┌─ Entries supplied

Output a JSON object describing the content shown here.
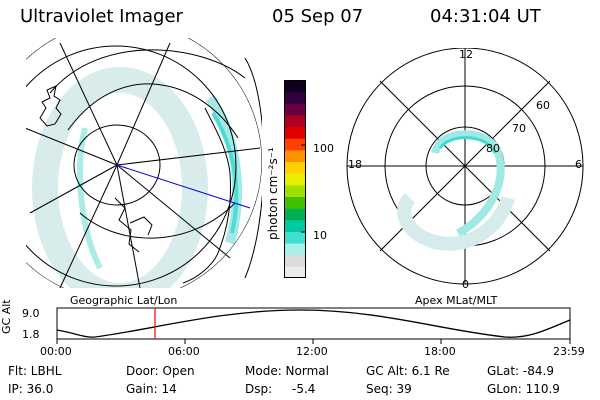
{
  "header": {
    "instrument": "Ultraviolet Imager",
    "date": "05 Sep 07",
    "time": "04:31:04 UT"
  },
  "colorbar": {
    "unit_label": "photon cm⁻²s⁻¹",
    "ticks": [
      "100",
      "10"
    ],
    "colors": [
      "#ececec",
      "#dcdcdc",
      "#a8f0e8",
      "#40e0d0",
      "#00c8a0",
      "#00b050",
      "#40c000",
      "#a0e000",
      "#e8f000",
      "#ffd000",
      "#ff9000",
      "#ff4000",
      "#e00000",
      "#b00020",
      "#6a0040",
      "#300040",
      "#100020"
    ]
  },
  "left_panel": {
    "label": "Geographic Lat/Lon"
  },
  "right_panel": {
    "label": "Apex MLat/MLT",
    "mlt_labels": {
      "top": "12",
      "bottom": "0",
      "left": "18",
      "right": "6"
    },
    "lat_labels": [
      "60",
      "70",
      "80"
    ]
  },
  "altitude_plot": {
    "ylabel": "GC Alt",
    "yticks": [
      "9.0",
      "1.8"
    ],
    "xticks": [
      "00:00",
      "06:00",
      "12:00",
      "18:00",
      "23:59"
    ],
    "marker_color": "#ff0000"
  },
  "footer": {
    "row1": [
      "Flt: LBHL",
      "Door: Open",
      "Mode: Normal",
      "GC Alt: 6.1 Re",
      "GLat: -84.9"
    ],
    "row2": [
      "IP: 36.0",
      "Gain: 14",
      "Dsp:",
      "-5.4",
      "Seq: 39",
      "GLon: 110.9"
    ]
  }
}
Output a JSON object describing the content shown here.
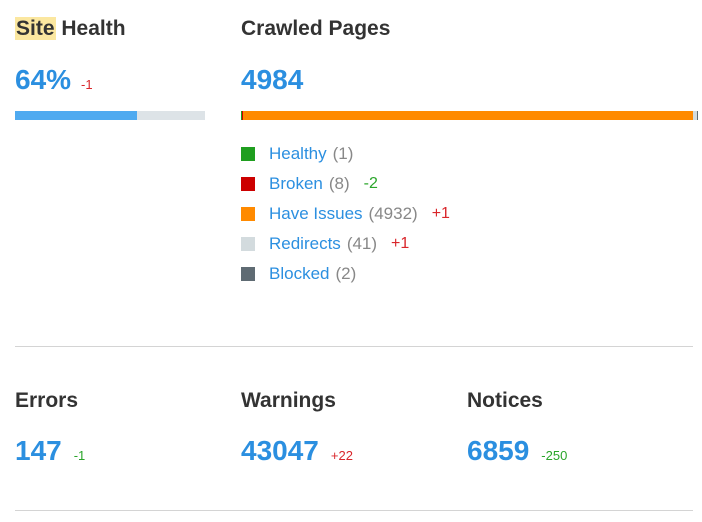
{
  "site_health": {
    "title_highlight": "Site",
    "title_rest": " Health",
    "value": "64%",
    "delta": "-1",
    "progress": 0.64,
    "colors": {
      "fill": "#4faaf0",
      "track": "#dde3e7"
    }
  },
  "crawled_pages": {
    "title": "Crawled Pages",
    "value": "4984",
    "legend": [
      {
        "label": "Healthy",
        "count": "(1)",
        "change": "",
        "color": "#1f9e1f"
      },
      {
        "label": "Broken",
        "count": "(8)",
        "change": "-2",
        "change_type": "pos",
        "color": "#cc0000"
      },
      {
        "label": "Have Issues",
        "count": "(4932)",
        "change": "+1",
        "change_type": "neg",
        "color": "#ff8a00"
      },
      {
        "label": "Redirects",
        "count": "(41)",
        "change": "+1",
        "change_type": "neg",
        "color": "#d3dbde"
      },
      {
        "label": "Blocked",
        "count": "(2)",
        "change": "",
        "color": "#5f6b73"
      }
    ]
  },
  "stats": {
    "errors": {
      "title": "Errors",
      "value": "147",
      "delta": "-1"
    },
    "warnings": {
      "title": "Warnings",
      "value": "43047",
      "delta": "+22"
    },
    "notices": {
      "title": "Notices",
      "value": "6859",
      "delta": "-250"
    }
  }
}
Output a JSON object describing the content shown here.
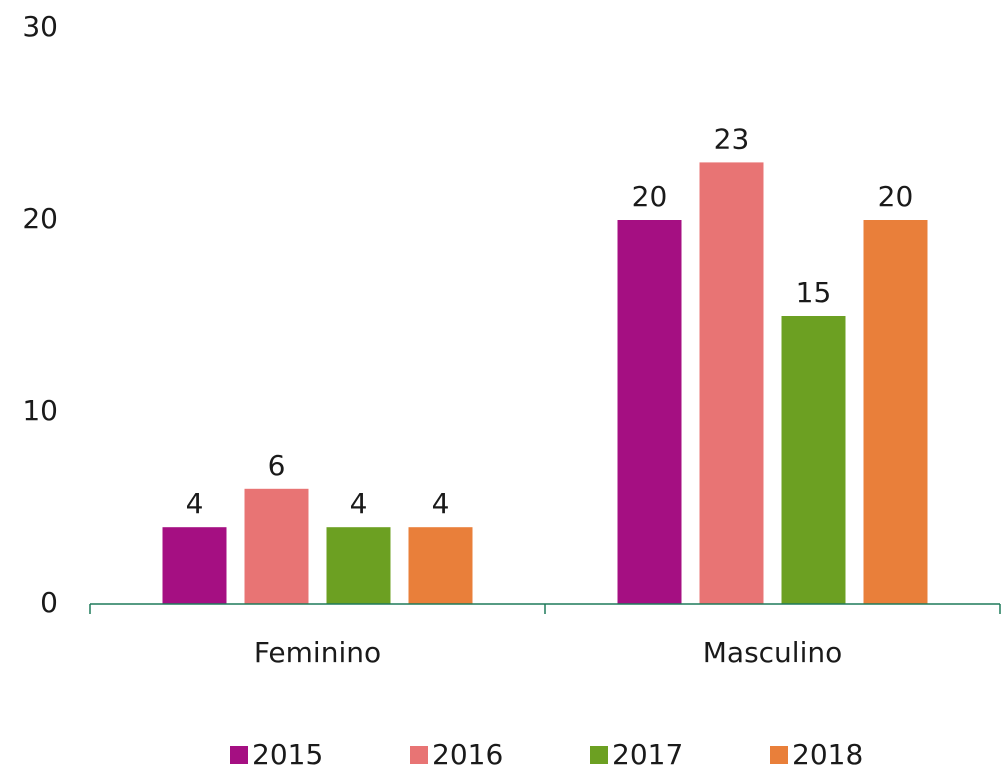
{
  "chart_data": {
    "type": "bar",
    "categories": [
      "Feminino",
      "Masculino"
    ],
    "series": [
      {
        "name": "2015",
        "color": "#a50f82",
        "values": [
          4,
          20
        ]
      },
      {
        "name": "2016",
        "color": "#e87474",
        "values": [
          6,
          23
        ]
      },
      {
        "name": "2017",
        "color": "#6ca022",
        "values": [
          4,
          15
        ]
      },
      {
        "name": "2018",
        "color": "#e97f3a",
        "values": [
          4,
          20
        ]
      }
    ],
    "ylim": [
      0,
      30
    ],
    "yticks": [
      0,
      10,
      20,
      30
    ],
    "grid": false,
    "legend": "bottom"
  }
}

└─

_Exercise description_
Give back each entry exactly as it appears, with no pictures.

_Reply_
Output a JSON object describing the content shown here.
{
  "header": {
    "instrument": "Ultraviolet Imager",
    "date": "05 Sep 07",
    "time": "04:31:04 UT"
  },
  "colorbar": {
    "unit_label": "photon cm⁻²s⁻¹",
    "ticks": [
      "100",
      "10"
    ],
    "colors": [
      "#ececec",
      "#dcdcdc",
      "#a8f0e8",
      "#40e0d0",
      "#00c8a0",
      "#00b050",
      "#40c000",
      "#a0e000",
      "#e8f000",
      "#ffd000",
      "#ff9000",
      "#ff4000",
      "#e00000",
      "#b00020",
      "#6a0040",
      "#300040",
      "#100020"
    ]
  },
  "left_panel": {
    "label": "Geographic Lat/Lon"
  },
  "right_panel": {
    "label": "Apex MLat/MLT",
    "mlt_labels": {
      "top": "12",
      "bottom": "0",
      "left": "18",
      "right": "6"
    },
    "lat_labels": [
      "60",
      "70",
      "80"
    ]
  },
  "altitude_plot": {
    "ylabel": "GC Alt",
    "yticks": [
      "9.0",
      "1.8"
    ],
    "xticks": [
      "00:00",
      "06:00",
      "12:00",
      "18:00",
      "23:59"
    ],
    "marker_color": "#ff0000"
  },
  "footer": {
    "row1": [
      "Flt: LBHL",
      "Door: Open",
      "Mode: Normal",
      "GC Alt: 6.1 Re",
      "GLat: -84.9"
    ],
    "row2": [
      "IP: 36.0",
      "Gain: 14",
      "Dsp:",
      "-5.4",
      "Seq: 39",
      "GLon: 110.9"
    ]
  }
}
Output a JSON object describing the content shown here.
{
  "site_health": {
    "title_highlight": "Site",
    "title_rest": " Health",
    "value": "64%",
    "delta": "-1",
    "progress": 0.64,
    "colors": {
      "fill": "#4faaf0",
      "track": "#dde3e7"
    }
  },
  "crawled_pages": {
    "title": "Crawled Pages",
    "value": "4984",
    "legend": [
      {
        "label": "Healthy",
        "count": "(1)",
        "change": "",
        "color": "#1f9e1f"
      },
      {
        "label": "Broken",
        "count": "(8)",
        "change": "-2",
        "change_type": "pos",
        "color": "#cc0000"
      },
      {
        "label": "Have Issues",
        "count": "(4932)",
        "change": "+1",
        "change_type": "neg",
        "color": "#ff8a00"
      },
      {
        "label": "Redirects",
        "count": "(41)",
        "change": "+1",
        "change_type": "neg",
        "color": "#d3dbde"
      },
      {
        "label": "Blocked",
        "count": "(2)",
        "change": "",
        "color": "#5f6b73"
      }
    ]
  },
  "stats": {
    "errors": {
      "title": "Errors",
      "value": "147",
      "delta": "-1"
    },
    "warnings": {
      "title": "Warnings",
      "value": "43047",
      "delta": "+22"
    },
    "notices": {
      "title": "Notices",
      "value": "6859",
      "delta": "-250"
    }
  }
}
Output a JSON object describing the content shown here.
{
  "chart_data": {
    "type": "bar",
    "categories": [
      "Feminino",
      "Masculino"
    ],
    "series": [
      {
        "name": "2015",
        "color": "#a50f82",
        "values": [
          4,
          20
        ]
      },
      {
        "name": "2016",
        "color": "#e87474",
        "values": [
          6,
          23
        ]
      },
      {
        "name": "2017",
        "color": "#6ca022",
        "values": [
          4,
          15
        ]
      },
      {
        "name": "2018",
        "color": "#e97f3a",
        "values": [
          4,
          20
        ]
      }
    ],
    "ylim": [
      0,
      30
    ],
    "yticks": [
      0,
      10,
      20,
      30
    ],
    "grid": false,
    "legend": "bottom"
  }
}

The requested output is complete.